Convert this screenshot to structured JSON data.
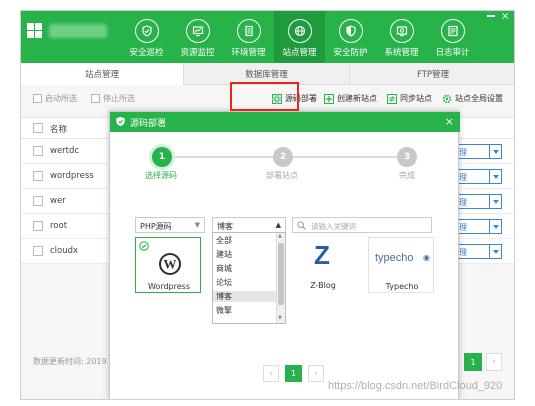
{
  "header": {
    "nav": [
      {
        "label": "安全巡检",
        "icon": "shield-check-icon"
      },
      {
        "label": "资源监控",
        "icon": "monitor-gauge-icon"
      },
      {
        "label": "环境管理",
        "icon": "server-rack-icon"
      },
      {
        "label": "站点管理",
        "icon": "globe-icon"
      },
      {
        "label": "安全防护",
        "icon": "shield-half-icon"
      },
      {
        "label": "系统管理",
        "icon": "gear-icon"
      },
      {
        "label": "日志审计",
        "icon": "log-list-icon"
      }
    ],
    "active_index": 3,
    "close_glyph": "×"
  },
  "tabs": [
    {
      "label": "站点管理"
    },
    {
      "label": "数据库管理"
    },
    {
      "label": "FTP管理"
    }
  ],
  "toolbar": {
    "start_selected": "启动所选",
    "stop_selected": "停止所选",
    "source_deploy": "源码部署",
    "create_site": "创建新站点",
    "sync_sites": "同步站点",
    "global_settings": "站点全局设置"
  },
  "list": {
    "name_header": "名称",
    "rows": [
      {
        "name": "wertdc",
        "action": "理"
      },
      {
        "name": "wordpress",
        "action": "理"
      },
      {
        "name": "wer",
        "action": "理"
      },
      {
        "name": "root",
        "action": "理"
      },
      {
        "name": "cloudx",
        "action": "理"
      }
    ],
    "footer": "数据更新时间: 2019",
    "current_page": "1",
    "next_glyph": "›"
  },
  "modal": {
    "title": "源码部署",
    "close_glyph": "×",
    "steps": [
      {
        "number": "1",
        "label": "选择源码"
      },
      {
        "number": "2",
        "label": "部署站点"
      },
      {
        "number": "3",
        "label": "完成"
      }
    ],
    "language_select": "PHP源码",
    "category_select": "博客",
    "search_placeholder": "请输入关键词",
    "dropdown_options": [
      "全部",
      "建站",
      "商城",
      "论坛",
      "博客",
      "微擎"
    ],
    "dropdown_selected_index": 4,
    "cards": [
      {
        "label": "Wordpress",
        "logo": "wordpress-logo-icon"
      },
      {
        "label": "Z-Blog",
        "logo": "zblog-logo-icon",
        "logo_text": "Z"
      },
      {
        "label": "Typecho",
        "logo": "typecho-logo-icon",
        "logo_text": "typecho"
      }
    ],
    "pager": {
      "prev": "‹",
      "page": "1",
      "next": "›"
    }
  },
  "watermark": "https://blog.csdn.net/BirdCloud_920",
  "colors": {
    "brand_green": "#27b24a",
    "highlight_red": "#e8261c",
    "link_blue": "#3b87d4"
  }
}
————
- _EXERCISE REQUIREMENTS_
Would you return the data exactly as written, without the pictures?

- _COMPLETE RESPONSE_
Convert this screenshot to structured JSON data.
{
  "header": {
    "nav": [
      {
        "label": "安全巡检",
        "icon": "shield-check-icon"
      },
      {
        "label": "资源监控",
        "icon": "monitor-gauge-icon"
      },
      {
        "label": "环境管理",
        "icon": "server-rack-icon"
      },
      {
        "label": "站点管理",
        "icon": "globe-icon"
      },
      {
        "label": "安全防护",
        "icon": "shield-half-icon"
      },
      {
        "label": "系统管理",
        "icon": "gear-icon"
      },
      {
        "label": "日志审计",
        "icon": "log-list-icon"
      }
    ],
    "active_index": 3,
    "close_glyph": "×"
  },
  "tabs": [
    {
      "label": "站点管理"
    },
    {
      "label": "数据库管理"
    },
    {
      "label": "FTP管理"
    }
  ],
  "toolbar": {
    "start_selected": "启动所选",
    "stop_selected": "停止所选",
    "source_deploy": "源码部署",
    "create_site": "创建新站点",
    "sync_sites": "同步站点",
    "global_settings": "站点全局设置"
  },
  "list": {
    "name_header": "名称",
    "rows": [
      {
        "name": "wertdc",
        "action": "理"
      },
      {
        "name": "wordpress",
        "action": "理"
      },
      {
        "name": "wer",
        "action": "理"
      },
      {
        "name": "root",
        "action": "理"
      },
      {
        "name": "cloudx",
        "action": "理"
      }
    ],
    "footer": "数据更新时间: 2019",
    "current_page": "1",
    "next_glyph": "›"
  },
  "modal": {
    "title": "源码部署",
    "close_glyph": "×",
    "steps": [
      {
        "number": "1",
        "label": "选择源码"
      },
      {
        "number": "2",
        "label": "部署站点"
      },
      {
        "number": "3",
        "label": "完成"
      }
    ],
    "language_select": "PHP源码",
    "category_select": "博客",
    "search_placeholder": "请输入关键词",
    "dropdown_options": [
      "全部",
      "建站",
      "商城",
      "论坛",
      "博客",
      "微擎"
    ],
    "dropdown_selected_index": 4,
    "cards": [
      {
        "label": "Wordpress",
        "logo": "wordpress-logo-icon"
      },
      {
        "label": "Z-Blog",
        "logo": "zblog-logo-icon",
        "logo_text": "Z"
      },
      {
        "label": "Typecho",
        "logo": "typecho-logo-icon",
        "logo_text": "typecho"
      }
    ],
    "pager": {
      "prev": "‹",
      "page": "1",
      "next": "›"
    }
  },
  "watermark": "https://blog.csdn.net/BirdCloud_920",
  "colors": {
    "brand_green": "#27b24a",
    "highlight_red": "#e8261c",
    "link_blue": "#3b87d4"
  }
}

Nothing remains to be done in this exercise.